------ Dokumen ------

Seorang datang kepada Rasulullah saw dan bertanya, “Wahai Rasulullah, jika aku ingin berbuat baik, siapa orang pertama yang paling layak mendapatkannya?”
Rasul menjawab, “Ibumu”
“Kemudian siapa wahai Rasulullah?”
“Ibumu”
“Kemudian siapa?”
“Ibumu”
“Kemudian siapa?”
“Ayahmu” jawab Rasulullah saw.
Sebelumnya kita telah membahas ayat yang mewajibkan kita untuk memperlakukan orang tua dengan sebaik mungkin. Bahkan, kita dilarang untuk menyakiti mereka sekecil apapun. Walaupun mereka jahat, walau mereka tak seagama.
Kali ini kita berhenti pada sebuah pertanyaan, apa hak seorang ibu?
Hak Ibu
Islam memiliki khazanah ilmu yang begitu luas. Ada sebuah kitab yang memuat bermacam hak di alam ini. Mulai dari Hak Allah, hak orang tua, hak anak bahkan hak anggota badan manusia. Dan masih banyak hak-hak lainnya.
Jika Hak Asasi Manusia baru terdengar heboh pada abad terakhir ini, islam telah menjelaskannya sejak seribu tahun yang lalu.
Ada sebuah kitab karya cucu Rasulullah, Imam Ali Zainal Abidin As-Sajjad yang Risalatul Huquq.
Ketika menyebutkan Hak Ibu, Imam Ali Zainal Abidin berkata,
“Adapun Hak ibumu, ketahuilah bahwa dialah yang mengandungmu ketika tidak ada yang mampu mengandungmu selain dia. Dan memberi segalanya kepadamu, disaat tidak ada yang dapat memberimu sedemikian rupa selainnya.
Dan dia mempersiapkan diri dengan pendengaran, penglihatan, tangan, kaki, rambut, kulit dan seluruh anggota tubuhnya untuk memberikan yang terbaik kepadamu. Dia melakukan semua itu dengan perasaan gembira dan senang.

------

Langkah yang Dilakukan -
1/ Tentukan apakah setiap pernyataan berikut sesuai dengan teks tentang hak ibu. (a) Larangan menyakiti orang tua tetap berlaku walaupun mereka tidak seagama. (b) Risalatul Huquq adalah kitab karya anak Rasulullah. (c) Islam telah menjelaskan hak asasi manusia sejak seratus tahun yang lalu.
2/ Salin kembali bagian teks tentang hak ibu, mulai dari "Sebelumnya kita telah" dan terus hingga "tahun yang lalu.", dengan mengganti sebutan "Hak Asasi Manusia" menjadi "HAM".
3/ Ubah paragraf dalam teks tentang hak ibu yang diawali "Islam memiliki khazanah ilmu" menjadi daftar singkat tanpa menghilangkan fakta utamanya.

------ Isi Data ------

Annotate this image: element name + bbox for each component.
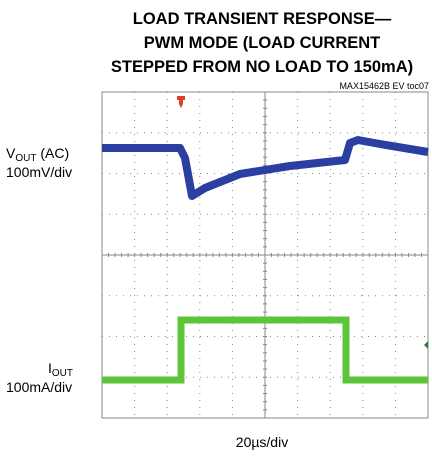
symbol: V [6,145,16,161]
channel-label: VOUT (AC) [6,145,69,164]
suffix: (AC) [36,145,69,161]
vout-trace [102,136,429,200]
channel-label: IOUT [48,360,73,379]
title-line: STEPPED FROM NO LOAD TO 150mA) [111,58,413,76]
channel-scale: 100mV/div [6,164,72,180]
subscript: OUT [15,153,36,164]
symbol: I [48,360,52,376]
subscript: OUT [52,368,73,379]
time-scale: 20µs/div [236,434,288,450]
title-line: LOAD TRANSIENT RESPONSE— [133,10,392,28]
level-marker [424,341,428,349]
iout-trace [102,316,428,384]
channel-scale: 100mA/div [6,379,72,395]
trigger-marker [177,96,185,108]
figure-id: MAX15462B EV toc07 [339,81,429,91]
title-line: PWM MODE (LOAD CURRENT [144,34,380,52]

------

Daftar Jawaban -
1/
(a) Ya: "Walaupun mereka jahat, walau mereka tak seagama."
(b) Tidak: "Ada sebuah kitab karya cucu Rasulullah, Imam Ali Zainal Abidin As-Sajjad"
(c) Tidak: "islam telah menjelaskannya sejak seribu tahun yang lalu."

2/
Sebelumnya kita telah membahas ayat yang mewajibkan kita untuk memperlakukan orang tua dengan sebaik mungkin. Bahkan, kita dilarang untuk menyakiti mereka sekecil apapun. Walaupun mereka jahat, walau mereka tak seagama.
Kali ini kita berhenti pada sebuah pertanyaan, apa hak seorang ibu?
Hak Ibu
Islam memiliki khazanah ilmu yang begitu luas. Ada sebuah kitab yang memuat bermacam hak di alam ini. Mulai dari Hak Allah, hak orang tua, hak anak bahkan hak anggota badan manusia. Dan masih banyak hak-hak lainnya.
Jika HAM baru terdengar heboh pada abad terakhir ini, islam telah menjelaskannya sejak seribu tahun yang lalu.

3/
- Islam memiliki khazanah ilmu yang sangat luas.
- Ada sebuah kitab yang memuat berbagai hak di alam ini.
- Hak-hak itu antara lain hak Allah, hak orang tua, hak anak, dan hak anggota badan manusia.
- Masih banyak hak lain selain itu.